# [Aim of the task]
The answer is a single number: how many lines hold the string "compared".

(Saved entries)
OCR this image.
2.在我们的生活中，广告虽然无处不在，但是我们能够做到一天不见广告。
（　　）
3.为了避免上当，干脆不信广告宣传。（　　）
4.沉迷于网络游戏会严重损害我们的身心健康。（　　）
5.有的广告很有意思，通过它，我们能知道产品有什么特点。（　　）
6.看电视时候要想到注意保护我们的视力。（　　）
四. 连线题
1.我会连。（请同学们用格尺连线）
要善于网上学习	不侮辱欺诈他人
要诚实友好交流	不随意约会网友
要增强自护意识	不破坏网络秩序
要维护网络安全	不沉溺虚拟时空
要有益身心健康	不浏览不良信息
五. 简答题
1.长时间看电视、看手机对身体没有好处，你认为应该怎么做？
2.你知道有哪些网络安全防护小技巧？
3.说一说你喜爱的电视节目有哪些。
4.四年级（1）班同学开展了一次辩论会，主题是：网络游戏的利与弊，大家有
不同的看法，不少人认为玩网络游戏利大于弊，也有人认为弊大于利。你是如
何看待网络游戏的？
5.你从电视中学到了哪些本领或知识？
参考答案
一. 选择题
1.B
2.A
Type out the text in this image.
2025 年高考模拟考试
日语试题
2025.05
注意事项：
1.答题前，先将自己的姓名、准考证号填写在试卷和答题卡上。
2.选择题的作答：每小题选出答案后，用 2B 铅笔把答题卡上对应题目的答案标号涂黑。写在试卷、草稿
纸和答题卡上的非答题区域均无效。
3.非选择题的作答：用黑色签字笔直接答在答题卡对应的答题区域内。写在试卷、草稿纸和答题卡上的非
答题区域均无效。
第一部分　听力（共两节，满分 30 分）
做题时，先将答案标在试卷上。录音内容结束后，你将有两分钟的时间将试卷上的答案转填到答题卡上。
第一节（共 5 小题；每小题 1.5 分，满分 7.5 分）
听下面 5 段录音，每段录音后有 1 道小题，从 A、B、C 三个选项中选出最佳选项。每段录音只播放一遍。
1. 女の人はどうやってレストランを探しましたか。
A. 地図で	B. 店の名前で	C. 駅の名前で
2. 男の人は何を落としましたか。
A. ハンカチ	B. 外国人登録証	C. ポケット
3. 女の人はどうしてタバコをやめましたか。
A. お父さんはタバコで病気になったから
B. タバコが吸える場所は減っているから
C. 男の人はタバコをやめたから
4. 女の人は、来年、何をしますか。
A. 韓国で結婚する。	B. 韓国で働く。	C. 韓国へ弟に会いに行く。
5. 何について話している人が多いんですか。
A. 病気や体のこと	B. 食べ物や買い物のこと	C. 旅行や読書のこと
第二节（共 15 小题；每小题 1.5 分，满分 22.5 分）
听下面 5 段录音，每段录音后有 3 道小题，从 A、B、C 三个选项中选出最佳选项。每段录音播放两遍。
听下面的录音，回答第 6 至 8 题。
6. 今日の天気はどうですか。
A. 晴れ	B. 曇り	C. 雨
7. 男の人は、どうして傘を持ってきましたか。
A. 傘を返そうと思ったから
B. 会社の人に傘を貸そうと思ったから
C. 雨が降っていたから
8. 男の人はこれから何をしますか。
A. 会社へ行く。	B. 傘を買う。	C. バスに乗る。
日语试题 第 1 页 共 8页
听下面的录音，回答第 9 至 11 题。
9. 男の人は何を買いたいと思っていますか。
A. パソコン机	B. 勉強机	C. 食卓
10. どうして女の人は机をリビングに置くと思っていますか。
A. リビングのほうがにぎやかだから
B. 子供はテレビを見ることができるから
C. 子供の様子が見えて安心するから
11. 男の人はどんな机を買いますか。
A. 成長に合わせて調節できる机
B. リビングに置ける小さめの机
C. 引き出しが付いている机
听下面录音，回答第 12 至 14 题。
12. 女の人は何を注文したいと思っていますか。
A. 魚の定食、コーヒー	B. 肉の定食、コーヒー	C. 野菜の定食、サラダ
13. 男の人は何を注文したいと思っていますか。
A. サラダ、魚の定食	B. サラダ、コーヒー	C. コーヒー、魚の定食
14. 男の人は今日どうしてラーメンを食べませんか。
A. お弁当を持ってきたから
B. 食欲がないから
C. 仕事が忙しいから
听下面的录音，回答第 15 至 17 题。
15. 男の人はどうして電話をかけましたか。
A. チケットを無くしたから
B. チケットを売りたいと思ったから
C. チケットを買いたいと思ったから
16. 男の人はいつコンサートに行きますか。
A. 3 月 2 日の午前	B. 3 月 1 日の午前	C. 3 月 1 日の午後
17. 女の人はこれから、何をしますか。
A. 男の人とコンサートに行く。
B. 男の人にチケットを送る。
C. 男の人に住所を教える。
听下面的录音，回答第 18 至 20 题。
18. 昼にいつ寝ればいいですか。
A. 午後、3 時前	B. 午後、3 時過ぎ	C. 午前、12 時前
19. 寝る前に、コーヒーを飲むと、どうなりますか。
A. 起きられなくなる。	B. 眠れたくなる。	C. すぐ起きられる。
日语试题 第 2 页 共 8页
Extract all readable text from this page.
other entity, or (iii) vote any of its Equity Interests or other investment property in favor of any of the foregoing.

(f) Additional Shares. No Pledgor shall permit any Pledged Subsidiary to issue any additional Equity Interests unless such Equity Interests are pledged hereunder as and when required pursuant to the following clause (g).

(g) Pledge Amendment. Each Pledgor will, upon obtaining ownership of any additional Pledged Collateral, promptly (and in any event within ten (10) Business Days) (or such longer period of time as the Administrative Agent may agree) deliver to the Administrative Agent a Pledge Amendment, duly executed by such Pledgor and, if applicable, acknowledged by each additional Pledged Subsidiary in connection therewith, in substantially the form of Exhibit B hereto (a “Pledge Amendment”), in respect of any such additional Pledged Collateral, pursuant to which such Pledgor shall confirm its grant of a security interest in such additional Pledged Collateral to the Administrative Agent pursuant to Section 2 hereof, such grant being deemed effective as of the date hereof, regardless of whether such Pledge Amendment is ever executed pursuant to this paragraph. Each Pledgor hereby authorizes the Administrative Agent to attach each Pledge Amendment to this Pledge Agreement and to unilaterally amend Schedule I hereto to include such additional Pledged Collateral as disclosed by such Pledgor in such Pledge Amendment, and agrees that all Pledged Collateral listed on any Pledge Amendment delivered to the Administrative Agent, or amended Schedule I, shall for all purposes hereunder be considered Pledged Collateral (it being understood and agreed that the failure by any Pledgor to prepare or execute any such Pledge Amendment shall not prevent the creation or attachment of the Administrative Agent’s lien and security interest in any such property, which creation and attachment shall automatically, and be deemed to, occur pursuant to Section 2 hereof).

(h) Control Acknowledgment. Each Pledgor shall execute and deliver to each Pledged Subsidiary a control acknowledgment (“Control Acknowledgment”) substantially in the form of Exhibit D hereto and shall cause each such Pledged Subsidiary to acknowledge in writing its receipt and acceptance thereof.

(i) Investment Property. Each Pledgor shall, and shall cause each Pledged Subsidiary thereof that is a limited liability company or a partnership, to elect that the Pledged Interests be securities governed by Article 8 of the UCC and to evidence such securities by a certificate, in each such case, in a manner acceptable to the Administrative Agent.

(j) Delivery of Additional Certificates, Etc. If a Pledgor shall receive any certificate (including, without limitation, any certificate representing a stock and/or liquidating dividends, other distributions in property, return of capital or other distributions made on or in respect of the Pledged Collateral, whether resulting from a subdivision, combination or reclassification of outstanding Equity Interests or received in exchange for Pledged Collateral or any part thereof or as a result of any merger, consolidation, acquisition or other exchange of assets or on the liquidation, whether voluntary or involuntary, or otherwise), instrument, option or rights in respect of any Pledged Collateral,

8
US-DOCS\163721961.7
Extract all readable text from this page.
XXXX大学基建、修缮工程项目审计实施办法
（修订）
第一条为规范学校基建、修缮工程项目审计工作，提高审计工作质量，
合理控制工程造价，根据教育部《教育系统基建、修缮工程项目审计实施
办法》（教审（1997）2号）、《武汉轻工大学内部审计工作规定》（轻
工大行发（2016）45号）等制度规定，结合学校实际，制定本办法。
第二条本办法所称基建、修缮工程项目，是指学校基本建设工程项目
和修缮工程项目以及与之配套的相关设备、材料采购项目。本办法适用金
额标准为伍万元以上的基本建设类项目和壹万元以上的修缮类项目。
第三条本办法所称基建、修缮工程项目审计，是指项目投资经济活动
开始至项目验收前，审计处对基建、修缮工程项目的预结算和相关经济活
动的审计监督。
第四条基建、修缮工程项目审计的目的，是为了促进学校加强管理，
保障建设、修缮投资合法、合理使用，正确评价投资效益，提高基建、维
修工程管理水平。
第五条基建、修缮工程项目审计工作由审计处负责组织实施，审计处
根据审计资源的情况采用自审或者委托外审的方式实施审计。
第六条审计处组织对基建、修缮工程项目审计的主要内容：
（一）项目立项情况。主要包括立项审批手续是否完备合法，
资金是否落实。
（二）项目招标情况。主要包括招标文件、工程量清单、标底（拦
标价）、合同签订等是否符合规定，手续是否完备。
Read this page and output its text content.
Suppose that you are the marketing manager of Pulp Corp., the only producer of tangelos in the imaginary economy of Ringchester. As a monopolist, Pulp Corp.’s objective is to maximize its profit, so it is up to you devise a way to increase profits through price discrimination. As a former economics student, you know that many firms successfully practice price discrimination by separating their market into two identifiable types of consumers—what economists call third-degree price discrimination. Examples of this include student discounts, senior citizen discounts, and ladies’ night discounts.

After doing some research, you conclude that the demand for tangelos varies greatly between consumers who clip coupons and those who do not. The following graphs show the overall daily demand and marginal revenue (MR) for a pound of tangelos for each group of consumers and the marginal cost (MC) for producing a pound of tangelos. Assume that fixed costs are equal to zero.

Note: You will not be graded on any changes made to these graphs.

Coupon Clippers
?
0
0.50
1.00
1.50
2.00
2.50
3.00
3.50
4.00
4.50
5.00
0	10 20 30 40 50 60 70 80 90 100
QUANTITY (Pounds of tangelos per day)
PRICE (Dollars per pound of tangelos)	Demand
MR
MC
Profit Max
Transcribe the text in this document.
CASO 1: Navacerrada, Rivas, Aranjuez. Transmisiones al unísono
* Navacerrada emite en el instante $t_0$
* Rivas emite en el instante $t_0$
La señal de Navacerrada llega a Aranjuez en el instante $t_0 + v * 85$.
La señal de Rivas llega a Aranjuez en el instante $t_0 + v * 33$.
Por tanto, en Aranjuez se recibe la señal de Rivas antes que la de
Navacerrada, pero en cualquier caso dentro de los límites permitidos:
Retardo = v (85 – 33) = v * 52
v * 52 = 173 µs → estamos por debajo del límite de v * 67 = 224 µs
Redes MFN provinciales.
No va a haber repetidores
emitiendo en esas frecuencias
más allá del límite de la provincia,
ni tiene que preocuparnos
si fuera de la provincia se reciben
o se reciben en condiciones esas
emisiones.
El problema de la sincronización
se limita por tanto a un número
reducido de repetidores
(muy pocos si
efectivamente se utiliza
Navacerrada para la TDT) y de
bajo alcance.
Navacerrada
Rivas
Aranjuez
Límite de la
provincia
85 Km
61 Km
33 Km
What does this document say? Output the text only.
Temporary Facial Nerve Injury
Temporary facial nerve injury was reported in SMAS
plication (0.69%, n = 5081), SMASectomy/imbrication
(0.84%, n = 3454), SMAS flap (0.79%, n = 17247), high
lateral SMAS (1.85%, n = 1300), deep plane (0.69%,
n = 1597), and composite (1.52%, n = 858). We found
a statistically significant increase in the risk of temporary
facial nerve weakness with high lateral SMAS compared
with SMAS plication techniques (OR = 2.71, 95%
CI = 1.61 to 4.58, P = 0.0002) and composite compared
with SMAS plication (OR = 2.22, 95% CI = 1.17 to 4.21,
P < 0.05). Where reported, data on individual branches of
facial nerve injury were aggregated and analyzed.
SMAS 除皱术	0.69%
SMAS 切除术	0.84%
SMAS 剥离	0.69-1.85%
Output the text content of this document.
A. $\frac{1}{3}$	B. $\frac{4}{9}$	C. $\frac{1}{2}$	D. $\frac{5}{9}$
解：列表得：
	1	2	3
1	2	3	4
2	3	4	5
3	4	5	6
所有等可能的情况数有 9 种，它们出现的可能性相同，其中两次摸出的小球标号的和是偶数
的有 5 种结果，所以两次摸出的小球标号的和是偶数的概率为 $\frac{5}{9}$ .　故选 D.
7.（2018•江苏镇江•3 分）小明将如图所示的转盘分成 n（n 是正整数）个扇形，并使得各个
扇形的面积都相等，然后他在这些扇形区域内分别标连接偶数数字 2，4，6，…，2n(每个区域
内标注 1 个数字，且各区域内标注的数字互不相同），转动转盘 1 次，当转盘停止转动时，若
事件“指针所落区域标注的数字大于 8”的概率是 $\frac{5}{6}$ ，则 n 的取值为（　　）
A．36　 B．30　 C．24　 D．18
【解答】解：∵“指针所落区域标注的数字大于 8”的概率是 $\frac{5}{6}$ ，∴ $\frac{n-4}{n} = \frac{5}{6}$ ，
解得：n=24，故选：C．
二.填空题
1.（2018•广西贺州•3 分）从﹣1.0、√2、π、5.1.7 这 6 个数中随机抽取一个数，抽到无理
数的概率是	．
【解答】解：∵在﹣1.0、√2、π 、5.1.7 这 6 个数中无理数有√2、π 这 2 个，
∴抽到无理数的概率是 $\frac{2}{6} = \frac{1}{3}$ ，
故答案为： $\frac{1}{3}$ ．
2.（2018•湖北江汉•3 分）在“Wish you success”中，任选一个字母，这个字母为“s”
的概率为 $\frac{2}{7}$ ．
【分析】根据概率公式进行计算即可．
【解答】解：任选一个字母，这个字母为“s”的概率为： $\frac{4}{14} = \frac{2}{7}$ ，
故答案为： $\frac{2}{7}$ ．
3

# [Final result]
2